── Exercise input

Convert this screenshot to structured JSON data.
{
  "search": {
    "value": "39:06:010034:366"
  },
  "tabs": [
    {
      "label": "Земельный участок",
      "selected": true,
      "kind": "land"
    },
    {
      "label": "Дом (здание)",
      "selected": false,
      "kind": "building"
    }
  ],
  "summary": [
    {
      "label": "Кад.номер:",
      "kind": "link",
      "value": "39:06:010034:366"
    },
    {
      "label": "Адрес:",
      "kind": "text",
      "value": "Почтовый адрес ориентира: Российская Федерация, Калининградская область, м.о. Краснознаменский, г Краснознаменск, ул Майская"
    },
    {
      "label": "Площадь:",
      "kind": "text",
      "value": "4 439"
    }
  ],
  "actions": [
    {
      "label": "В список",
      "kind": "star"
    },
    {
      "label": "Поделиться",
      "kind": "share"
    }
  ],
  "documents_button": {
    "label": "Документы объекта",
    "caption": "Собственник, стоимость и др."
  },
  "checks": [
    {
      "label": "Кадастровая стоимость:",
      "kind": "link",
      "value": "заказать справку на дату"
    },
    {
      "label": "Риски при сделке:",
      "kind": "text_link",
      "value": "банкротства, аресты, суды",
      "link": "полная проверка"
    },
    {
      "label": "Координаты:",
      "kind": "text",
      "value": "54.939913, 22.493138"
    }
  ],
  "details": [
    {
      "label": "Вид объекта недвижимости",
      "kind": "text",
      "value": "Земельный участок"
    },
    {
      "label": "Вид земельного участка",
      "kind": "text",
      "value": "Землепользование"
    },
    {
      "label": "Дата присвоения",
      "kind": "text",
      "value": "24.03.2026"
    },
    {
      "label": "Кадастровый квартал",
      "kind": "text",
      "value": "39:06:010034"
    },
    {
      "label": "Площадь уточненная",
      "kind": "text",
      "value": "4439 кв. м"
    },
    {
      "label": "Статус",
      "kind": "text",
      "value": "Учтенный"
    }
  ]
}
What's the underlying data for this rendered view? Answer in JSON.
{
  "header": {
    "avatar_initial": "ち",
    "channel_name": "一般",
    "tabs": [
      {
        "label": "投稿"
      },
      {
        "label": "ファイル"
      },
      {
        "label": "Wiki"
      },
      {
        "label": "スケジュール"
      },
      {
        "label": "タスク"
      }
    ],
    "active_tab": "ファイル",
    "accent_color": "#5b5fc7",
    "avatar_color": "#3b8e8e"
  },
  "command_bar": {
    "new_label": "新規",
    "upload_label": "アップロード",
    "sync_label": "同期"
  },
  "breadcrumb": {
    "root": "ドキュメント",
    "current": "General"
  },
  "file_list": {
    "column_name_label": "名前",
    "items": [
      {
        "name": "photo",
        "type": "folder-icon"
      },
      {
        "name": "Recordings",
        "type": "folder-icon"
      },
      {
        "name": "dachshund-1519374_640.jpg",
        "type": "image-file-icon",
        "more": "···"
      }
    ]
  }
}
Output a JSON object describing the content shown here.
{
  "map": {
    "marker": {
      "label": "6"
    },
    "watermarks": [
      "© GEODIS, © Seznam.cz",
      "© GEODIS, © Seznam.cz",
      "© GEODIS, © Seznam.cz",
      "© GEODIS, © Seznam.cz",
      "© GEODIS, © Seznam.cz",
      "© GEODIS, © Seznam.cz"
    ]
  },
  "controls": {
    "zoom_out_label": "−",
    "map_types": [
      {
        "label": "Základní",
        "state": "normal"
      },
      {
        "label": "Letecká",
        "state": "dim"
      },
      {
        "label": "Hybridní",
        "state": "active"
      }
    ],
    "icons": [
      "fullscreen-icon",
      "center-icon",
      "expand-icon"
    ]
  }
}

────

Goal of the exercise: Select from the material above each line in which the string "JSON" appears, and list those lines.

Expected output:
Convert this screenshot to structured JSON data.
What's the underlying data for this rendered view? Answer in JSON.
Output a JSON object describing the content shown here.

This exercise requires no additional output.